§ **RAW RECORDS**:

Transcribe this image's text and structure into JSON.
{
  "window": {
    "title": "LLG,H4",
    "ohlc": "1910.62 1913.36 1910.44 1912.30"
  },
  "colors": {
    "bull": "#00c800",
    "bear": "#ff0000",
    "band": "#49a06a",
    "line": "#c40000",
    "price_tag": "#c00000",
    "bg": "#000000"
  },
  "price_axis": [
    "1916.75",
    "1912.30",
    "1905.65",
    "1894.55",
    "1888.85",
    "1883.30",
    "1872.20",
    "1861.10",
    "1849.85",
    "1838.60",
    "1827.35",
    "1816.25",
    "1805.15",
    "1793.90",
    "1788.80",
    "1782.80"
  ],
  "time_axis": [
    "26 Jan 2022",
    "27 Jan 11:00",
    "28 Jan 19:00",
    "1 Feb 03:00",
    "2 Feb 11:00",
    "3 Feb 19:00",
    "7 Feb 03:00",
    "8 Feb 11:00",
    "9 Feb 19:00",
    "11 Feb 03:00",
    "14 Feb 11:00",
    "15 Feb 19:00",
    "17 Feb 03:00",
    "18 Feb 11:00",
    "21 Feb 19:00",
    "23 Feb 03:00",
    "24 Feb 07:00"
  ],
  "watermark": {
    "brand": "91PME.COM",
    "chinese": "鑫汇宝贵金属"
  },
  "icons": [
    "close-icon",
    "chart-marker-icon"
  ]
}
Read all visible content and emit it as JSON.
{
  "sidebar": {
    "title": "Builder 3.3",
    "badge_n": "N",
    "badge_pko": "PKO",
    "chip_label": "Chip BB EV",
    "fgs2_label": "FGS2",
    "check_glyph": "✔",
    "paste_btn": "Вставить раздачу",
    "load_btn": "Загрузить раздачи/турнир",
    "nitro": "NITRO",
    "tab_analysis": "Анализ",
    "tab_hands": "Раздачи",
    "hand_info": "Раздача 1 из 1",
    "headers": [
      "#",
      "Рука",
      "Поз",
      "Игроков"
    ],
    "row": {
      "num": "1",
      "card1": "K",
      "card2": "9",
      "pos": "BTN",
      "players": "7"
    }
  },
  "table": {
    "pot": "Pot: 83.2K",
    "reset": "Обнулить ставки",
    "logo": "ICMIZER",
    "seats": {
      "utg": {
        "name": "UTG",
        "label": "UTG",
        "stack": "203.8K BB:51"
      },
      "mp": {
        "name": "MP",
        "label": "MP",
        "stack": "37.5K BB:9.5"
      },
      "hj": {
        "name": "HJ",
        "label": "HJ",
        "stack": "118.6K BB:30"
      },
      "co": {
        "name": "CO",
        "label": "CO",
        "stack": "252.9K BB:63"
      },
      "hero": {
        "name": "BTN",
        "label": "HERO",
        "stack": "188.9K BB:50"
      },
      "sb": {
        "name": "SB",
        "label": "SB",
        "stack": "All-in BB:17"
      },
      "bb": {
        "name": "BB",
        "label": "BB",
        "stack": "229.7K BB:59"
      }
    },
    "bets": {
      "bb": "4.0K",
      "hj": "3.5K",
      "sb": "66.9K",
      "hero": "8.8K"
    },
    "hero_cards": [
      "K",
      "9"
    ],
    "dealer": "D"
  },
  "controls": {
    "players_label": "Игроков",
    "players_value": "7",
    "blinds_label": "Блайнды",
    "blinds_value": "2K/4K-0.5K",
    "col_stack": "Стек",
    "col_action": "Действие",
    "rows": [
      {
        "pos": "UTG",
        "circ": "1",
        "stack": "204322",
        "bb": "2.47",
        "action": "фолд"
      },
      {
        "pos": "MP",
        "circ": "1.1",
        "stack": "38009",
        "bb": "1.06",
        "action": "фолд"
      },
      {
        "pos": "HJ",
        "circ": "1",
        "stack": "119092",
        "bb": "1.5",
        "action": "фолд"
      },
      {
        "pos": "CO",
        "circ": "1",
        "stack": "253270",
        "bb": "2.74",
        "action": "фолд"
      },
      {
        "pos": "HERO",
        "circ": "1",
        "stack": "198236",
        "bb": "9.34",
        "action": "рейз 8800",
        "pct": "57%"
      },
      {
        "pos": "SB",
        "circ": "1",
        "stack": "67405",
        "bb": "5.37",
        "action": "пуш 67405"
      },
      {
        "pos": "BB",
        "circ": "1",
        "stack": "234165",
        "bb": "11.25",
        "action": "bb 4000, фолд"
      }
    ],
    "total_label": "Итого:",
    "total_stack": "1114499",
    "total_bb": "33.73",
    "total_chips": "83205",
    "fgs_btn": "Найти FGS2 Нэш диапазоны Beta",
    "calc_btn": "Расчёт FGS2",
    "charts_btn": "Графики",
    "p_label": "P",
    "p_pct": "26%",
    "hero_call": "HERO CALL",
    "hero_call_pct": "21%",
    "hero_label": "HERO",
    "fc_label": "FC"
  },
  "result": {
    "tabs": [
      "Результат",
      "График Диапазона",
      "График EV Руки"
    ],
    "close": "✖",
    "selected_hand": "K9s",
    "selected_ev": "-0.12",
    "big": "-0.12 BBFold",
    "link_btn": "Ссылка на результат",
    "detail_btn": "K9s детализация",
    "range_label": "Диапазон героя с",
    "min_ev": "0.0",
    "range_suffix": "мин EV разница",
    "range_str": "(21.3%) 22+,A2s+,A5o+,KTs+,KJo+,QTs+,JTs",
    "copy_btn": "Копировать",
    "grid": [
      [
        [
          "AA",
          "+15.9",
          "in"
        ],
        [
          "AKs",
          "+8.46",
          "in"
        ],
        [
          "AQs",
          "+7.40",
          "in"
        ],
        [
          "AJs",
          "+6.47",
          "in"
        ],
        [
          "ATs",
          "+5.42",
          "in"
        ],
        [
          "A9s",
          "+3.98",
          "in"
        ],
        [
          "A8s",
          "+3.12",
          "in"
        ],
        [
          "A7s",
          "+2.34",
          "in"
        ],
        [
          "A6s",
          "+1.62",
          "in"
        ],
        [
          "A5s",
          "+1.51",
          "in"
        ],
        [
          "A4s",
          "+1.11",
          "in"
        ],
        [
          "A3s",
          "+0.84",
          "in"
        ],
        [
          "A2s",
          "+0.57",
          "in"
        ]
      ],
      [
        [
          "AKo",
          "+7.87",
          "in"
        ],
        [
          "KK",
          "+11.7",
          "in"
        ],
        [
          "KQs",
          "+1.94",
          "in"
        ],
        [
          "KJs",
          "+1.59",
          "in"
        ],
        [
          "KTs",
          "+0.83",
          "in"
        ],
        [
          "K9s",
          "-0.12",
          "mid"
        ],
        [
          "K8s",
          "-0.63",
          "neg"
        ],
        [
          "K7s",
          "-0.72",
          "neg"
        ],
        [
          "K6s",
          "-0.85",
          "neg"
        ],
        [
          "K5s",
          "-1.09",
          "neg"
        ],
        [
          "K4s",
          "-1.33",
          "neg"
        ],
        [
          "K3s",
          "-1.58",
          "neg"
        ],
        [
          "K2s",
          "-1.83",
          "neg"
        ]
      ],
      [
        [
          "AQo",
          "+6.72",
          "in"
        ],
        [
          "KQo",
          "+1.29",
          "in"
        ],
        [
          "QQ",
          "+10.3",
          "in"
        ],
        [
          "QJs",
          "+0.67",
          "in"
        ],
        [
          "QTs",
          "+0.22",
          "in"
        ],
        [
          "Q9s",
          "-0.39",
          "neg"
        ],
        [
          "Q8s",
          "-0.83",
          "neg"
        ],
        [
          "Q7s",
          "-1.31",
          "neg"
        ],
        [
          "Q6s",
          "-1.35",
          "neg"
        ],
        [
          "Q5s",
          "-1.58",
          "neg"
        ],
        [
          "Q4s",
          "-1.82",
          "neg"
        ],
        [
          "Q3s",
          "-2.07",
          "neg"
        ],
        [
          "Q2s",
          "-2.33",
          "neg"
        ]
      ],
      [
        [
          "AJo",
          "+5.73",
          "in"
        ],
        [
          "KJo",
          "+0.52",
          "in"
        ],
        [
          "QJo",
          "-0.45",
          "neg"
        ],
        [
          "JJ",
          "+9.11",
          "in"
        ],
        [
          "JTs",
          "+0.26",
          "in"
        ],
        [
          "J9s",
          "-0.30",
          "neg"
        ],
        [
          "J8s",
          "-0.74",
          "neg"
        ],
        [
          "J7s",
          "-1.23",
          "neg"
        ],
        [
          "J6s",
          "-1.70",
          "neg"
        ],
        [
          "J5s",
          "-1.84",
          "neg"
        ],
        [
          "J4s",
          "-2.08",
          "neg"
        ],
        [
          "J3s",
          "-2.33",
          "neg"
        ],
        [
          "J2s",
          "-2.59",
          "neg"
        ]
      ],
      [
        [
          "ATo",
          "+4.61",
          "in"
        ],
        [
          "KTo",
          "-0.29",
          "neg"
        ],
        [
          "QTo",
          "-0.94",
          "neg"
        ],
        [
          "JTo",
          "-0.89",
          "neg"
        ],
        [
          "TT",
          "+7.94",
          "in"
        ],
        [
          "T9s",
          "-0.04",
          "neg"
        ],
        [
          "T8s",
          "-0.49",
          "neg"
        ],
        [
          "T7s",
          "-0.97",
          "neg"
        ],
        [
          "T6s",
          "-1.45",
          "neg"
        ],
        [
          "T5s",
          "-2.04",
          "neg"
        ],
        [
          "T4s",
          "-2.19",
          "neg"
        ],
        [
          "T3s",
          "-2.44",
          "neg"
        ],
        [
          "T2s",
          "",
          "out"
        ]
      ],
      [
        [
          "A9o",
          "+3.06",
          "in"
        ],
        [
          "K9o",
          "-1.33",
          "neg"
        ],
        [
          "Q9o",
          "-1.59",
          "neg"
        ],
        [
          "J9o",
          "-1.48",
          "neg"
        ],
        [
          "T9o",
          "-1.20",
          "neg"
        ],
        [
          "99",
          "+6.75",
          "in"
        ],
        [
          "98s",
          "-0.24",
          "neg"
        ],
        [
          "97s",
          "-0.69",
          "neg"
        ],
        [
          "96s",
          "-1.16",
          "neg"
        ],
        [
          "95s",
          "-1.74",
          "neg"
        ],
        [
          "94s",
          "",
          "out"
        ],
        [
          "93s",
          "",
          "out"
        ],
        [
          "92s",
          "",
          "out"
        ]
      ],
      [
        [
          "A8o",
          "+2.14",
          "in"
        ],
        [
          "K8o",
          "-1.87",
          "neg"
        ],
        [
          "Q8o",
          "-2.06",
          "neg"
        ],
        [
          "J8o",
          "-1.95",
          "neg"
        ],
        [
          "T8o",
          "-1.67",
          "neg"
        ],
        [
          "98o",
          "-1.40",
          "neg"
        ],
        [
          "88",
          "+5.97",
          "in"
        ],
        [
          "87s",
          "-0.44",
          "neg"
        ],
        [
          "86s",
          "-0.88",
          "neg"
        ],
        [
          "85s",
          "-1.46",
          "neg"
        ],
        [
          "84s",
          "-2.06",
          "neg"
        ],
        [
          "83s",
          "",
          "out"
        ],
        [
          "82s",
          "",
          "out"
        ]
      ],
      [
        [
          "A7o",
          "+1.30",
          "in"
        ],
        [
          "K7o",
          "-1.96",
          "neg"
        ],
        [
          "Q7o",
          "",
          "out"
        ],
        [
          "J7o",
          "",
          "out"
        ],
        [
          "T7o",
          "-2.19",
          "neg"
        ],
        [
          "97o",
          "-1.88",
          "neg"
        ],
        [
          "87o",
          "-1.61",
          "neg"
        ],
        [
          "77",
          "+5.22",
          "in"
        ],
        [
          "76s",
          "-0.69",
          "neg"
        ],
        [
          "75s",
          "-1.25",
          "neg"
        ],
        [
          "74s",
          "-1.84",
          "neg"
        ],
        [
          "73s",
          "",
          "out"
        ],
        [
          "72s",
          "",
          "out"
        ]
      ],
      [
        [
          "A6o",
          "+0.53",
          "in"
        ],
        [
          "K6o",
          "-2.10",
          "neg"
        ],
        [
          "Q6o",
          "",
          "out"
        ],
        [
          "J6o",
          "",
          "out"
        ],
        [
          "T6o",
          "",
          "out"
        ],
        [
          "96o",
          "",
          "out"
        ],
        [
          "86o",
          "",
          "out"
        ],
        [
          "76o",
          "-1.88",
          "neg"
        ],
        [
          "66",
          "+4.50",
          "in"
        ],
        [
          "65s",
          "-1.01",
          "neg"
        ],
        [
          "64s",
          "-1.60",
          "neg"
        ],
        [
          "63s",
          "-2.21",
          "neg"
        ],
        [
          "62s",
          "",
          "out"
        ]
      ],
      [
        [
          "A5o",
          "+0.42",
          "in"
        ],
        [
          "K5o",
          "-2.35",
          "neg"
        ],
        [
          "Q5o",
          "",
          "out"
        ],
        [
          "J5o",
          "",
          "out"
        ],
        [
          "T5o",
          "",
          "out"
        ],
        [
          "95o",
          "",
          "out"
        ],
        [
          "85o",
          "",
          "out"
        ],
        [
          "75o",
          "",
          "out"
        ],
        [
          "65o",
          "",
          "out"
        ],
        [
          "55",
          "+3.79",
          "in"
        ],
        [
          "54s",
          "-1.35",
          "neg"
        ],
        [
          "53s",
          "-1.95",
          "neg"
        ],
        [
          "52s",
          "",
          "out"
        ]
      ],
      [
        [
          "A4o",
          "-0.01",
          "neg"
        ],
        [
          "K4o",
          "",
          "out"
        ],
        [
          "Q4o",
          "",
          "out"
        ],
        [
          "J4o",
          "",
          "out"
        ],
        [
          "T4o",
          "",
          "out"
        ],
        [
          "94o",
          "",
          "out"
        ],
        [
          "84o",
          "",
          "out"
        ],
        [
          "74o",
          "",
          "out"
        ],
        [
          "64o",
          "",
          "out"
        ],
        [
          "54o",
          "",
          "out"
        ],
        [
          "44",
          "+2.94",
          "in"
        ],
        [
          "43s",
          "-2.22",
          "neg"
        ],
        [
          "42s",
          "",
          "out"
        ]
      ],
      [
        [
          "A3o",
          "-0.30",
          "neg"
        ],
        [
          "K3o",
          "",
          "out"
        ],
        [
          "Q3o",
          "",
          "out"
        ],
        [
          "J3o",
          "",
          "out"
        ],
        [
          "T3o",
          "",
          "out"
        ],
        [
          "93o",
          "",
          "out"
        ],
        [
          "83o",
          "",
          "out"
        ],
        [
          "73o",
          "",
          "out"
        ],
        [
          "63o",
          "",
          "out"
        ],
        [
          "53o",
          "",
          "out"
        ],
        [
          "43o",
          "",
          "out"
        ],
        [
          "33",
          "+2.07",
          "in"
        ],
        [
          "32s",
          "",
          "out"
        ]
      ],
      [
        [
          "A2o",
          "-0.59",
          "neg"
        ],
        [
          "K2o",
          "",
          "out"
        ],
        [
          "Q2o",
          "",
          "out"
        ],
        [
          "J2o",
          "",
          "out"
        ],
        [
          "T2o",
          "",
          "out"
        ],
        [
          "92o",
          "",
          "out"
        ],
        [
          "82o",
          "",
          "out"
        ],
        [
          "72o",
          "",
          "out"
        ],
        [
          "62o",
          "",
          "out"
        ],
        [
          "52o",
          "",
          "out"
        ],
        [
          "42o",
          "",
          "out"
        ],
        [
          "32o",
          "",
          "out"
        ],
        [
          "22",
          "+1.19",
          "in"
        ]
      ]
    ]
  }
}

---

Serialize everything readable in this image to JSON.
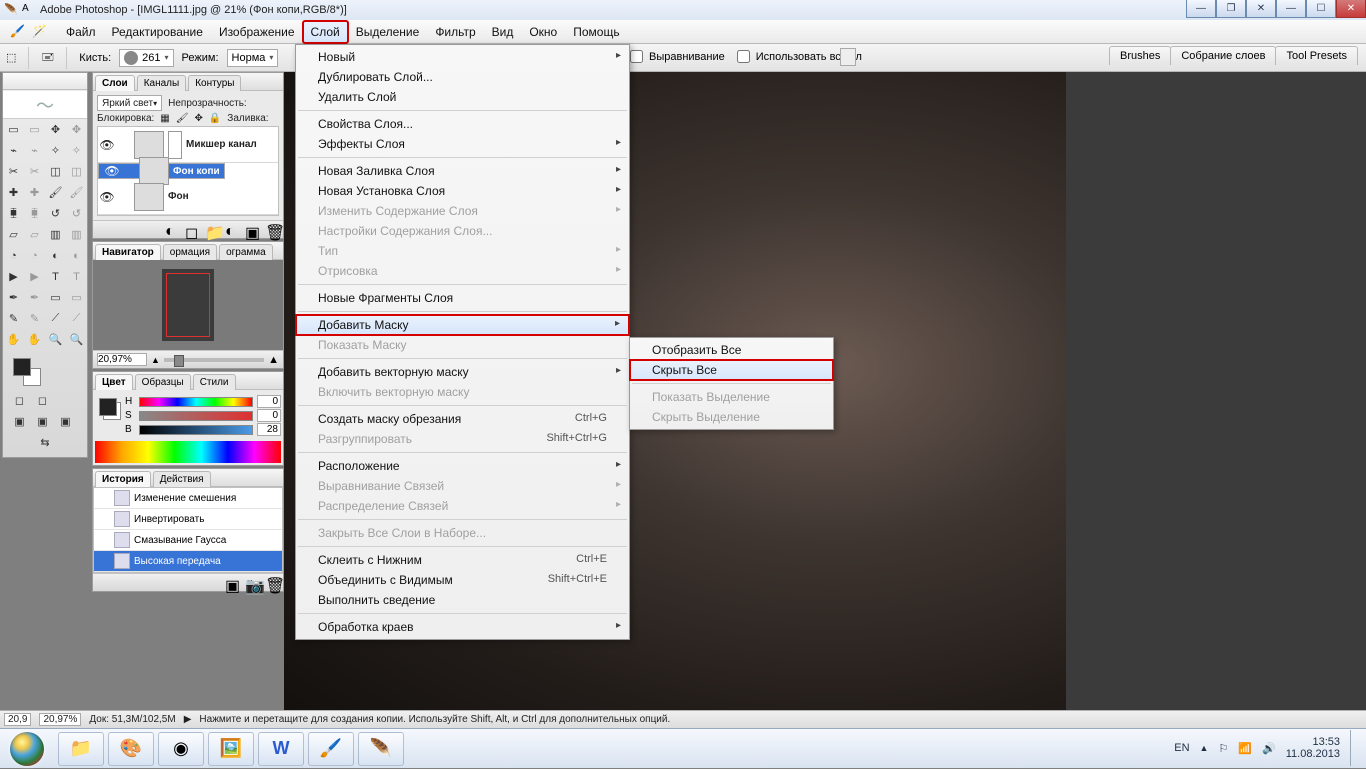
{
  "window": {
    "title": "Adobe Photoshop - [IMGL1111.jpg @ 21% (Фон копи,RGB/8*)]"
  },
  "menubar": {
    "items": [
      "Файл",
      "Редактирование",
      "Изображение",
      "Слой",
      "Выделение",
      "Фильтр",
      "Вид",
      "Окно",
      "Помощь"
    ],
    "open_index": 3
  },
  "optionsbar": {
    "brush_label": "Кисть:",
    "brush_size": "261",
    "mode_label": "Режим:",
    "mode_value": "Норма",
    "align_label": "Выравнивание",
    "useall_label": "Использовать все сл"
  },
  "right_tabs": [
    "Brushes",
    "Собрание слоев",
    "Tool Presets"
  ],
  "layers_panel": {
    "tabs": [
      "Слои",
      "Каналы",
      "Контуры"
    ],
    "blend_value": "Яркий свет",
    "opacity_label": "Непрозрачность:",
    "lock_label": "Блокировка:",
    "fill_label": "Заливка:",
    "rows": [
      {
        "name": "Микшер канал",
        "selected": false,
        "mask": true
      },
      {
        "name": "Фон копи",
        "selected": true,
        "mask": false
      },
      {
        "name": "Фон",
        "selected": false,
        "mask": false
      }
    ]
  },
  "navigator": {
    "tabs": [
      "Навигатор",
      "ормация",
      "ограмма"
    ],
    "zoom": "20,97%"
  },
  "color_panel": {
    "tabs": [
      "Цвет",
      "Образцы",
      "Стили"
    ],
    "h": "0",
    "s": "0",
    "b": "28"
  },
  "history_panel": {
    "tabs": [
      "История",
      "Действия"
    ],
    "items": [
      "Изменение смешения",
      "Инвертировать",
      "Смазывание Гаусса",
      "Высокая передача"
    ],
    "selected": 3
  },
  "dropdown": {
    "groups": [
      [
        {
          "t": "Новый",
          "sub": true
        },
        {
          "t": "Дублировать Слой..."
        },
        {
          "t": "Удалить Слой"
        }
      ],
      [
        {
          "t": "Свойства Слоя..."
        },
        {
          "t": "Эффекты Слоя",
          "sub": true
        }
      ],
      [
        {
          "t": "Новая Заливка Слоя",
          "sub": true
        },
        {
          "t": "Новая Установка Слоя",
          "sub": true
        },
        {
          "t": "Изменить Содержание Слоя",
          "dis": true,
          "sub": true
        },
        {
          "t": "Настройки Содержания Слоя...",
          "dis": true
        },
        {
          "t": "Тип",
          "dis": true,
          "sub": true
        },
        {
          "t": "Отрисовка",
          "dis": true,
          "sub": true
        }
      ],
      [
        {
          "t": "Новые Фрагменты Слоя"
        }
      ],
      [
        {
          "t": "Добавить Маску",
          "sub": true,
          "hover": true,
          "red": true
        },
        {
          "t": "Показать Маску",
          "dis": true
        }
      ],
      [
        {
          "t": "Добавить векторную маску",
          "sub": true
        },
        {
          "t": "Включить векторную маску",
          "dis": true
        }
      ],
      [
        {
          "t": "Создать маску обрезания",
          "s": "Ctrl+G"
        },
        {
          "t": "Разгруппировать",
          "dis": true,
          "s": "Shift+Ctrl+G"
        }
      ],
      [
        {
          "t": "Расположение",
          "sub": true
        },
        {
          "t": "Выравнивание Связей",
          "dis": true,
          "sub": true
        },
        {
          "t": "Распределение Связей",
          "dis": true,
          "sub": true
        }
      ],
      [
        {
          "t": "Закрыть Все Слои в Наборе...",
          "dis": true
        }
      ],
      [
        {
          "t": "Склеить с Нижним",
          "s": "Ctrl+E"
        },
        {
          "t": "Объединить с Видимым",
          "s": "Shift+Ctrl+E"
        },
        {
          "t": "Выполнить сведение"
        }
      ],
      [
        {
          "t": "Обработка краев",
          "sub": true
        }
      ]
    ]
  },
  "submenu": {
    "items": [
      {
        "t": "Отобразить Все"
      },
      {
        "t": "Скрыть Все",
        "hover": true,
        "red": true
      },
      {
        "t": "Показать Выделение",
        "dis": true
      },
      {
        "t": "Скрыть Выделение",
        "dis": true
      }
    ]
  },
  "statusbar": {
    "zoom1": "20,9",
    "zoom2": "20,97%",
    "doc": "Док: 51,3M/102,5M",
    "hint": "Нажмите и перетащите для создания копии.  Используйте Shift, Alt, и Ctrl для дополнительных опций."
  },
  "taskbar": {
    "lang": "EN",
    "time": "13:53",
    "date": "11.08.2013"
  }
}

--

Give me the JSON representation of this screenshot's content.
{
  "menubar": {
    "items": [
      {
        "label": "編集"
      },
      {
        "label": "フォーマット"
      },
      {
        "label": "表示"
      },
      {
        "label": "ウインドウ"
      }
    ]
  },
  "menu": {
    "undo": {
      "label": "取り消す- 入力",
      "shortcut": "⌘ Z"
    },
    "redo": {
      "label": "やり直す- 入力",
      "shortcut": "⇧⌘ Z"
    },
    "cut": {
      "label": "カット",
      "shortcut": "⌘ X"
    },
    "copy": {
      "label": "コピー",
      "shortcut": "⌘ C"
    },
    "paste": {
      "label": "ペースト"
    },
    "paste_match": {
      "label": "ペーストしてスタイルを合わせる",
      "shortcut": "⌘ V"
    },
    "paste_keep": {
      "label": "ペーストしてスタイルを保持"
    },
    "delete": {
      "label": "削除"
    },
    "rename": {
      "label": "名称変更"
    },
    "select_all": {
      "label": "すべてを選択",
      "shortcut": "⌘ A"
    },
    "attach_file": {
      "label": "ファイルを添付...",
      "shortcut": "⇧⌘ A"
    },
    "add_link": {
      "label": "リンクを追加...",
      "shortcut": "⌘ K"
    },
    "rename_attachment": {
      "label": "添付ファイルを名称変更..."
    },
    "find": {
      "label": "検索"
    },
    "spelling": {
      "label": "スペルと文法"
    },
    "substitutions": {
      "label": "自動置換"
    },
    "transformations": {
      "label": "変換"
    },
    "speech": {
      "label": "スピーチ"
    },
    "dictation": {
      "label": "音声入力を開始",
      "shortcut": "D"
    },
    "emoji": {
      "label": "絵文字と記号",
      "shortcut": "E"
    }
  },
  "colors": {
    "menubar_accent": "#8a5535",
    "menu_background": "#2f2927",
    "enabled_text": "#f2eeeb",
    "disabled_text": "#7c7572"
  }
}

§ **OBJECTIVE**: Scan the records for the string "Слой". Copy each line in which it appears.

§ **SOLVED EXERCISE**:
      "Слой",
          "t": "Дублировать Слой..."
          "t": "Удалить Слой"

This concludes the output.